* [WHAT YOU SHOULD DO]
Sift the listing for lines that hold the string "label" and pull them out.

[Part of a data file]
_ _ _ _ _ _ _

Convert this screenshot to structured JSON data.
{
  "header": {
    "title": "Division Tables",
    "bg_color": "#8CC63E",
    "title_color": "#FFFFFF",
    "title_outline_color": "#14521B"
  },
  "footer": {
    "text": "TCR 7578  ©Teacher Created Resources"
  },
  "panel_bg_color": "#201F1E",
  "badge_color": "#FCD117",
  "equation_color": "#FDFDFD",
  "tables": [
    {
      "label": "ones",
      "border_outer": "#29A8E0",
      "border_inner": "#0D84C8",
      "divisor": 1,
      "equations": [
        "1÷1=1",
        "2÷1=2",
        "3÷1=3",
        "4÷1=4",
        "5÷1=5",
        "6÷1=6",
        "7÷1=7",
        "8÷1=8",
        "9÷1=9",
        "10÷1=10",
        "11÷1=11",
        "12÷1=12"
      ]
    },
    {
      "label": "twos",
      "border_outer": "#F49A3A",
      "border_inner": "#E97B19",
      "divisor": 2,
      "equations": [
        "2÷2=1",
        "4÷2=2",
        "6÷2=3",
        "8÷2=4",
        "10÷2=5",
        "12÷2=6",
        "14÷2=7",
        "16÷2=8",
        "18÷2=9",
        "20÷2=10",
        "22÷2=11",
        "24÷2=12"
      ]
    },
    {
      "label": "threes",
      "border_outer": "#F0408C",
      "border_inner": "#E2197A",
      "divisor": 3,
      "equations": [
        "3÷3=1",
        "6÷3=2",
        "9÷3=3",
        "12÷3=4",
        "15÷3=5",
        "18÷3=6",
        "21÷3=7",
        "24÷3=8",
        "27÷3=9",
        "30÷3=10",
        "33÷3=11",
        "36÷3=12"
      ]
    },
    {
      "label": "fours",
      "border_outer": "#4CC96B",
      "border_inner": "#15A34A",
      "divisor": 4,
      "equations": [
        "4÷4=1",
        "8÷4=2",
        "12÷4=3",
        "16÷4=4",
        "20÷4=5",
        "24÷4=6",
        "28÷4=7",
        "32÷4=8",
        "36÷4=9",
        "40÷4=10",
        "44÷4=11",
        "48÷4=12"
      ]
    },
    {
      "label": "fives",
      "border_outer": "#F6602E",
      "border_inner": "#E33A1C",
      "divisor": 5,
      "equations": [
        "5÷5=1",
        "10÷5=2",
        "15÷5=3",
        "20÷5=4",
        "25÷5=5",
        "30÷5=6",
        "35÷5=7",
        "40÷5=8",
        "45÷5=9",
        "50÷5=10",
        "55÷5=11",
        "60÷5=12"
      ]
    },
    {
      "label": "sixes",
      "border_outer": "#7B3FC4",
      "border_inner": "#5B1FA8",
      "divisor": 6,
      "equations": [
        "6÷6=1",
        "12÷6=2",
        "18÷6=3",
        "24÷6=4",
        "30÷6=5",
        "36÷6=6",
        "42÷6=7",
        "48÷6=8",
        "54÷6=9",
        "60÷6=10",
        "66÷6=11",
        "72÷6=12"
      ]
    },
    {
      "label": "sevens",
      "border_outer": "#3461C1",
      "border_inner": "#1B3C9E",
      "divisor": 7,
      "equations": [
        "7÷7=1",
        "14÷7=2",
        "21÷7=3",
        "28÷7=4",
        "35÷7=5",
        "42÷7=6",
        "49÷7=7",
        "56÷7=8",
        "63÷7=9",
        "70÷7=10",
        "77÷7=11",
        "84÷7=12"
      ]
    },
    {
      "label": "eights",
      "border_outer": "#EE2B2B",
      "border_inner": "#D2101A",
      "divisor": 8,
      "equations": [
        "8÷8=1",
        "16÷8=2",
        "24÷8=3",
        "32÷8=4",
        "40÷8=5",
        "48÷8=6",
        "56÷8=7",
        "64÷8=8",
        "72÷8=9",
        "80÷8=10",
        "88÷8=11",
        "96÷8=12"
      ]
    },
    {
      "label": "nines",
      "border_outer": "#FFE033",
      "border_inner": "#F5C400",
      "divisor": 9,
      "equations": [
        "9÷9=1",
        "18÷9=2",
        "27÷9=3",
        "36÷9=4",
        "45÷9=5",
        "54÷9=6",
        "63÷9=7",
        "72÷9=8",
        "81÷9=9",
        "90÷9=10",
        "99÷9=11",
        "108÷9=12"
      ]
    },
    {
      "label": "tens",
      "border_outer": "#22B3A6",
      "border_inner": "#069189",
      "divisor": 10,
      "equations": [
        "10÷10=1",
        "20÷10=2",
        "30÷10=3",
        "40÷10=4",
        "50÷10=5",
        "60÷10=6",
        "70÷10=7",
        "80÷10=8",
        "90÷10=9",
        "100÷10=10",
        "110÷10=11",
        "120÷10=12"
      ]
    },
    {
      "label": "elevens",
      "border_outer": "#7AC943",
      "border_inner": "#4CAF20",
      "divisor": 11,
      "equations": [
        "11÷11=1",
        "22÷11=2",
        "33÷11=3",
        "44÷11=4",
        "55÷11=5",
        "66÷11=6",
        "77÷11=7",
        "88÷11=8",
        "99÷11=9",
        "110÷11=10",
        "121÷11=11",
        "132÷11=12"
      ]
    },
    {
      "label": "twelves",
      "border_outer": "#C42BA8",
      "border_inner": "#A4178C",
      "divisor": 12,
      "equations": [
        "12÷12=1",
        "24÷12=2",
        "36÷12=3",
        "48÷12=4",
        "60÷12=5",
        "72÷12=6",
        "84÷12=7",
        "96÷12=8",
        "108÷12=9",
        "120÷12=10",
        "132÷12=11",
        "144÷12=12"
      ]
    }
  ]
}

_ _ _ _ _ _ _

* [EXERCISE RESPONSE]
      "label": "ones",
      "label": "twos",
      "label": "threes",
      "label": "fours",
      "label": "fives",
      "label": "sixes",
      "label": "sevens",
      "label": "eights",
      "label": "nines",
      "label": "tens",
      "label": "elevens",
      "label": "twelves",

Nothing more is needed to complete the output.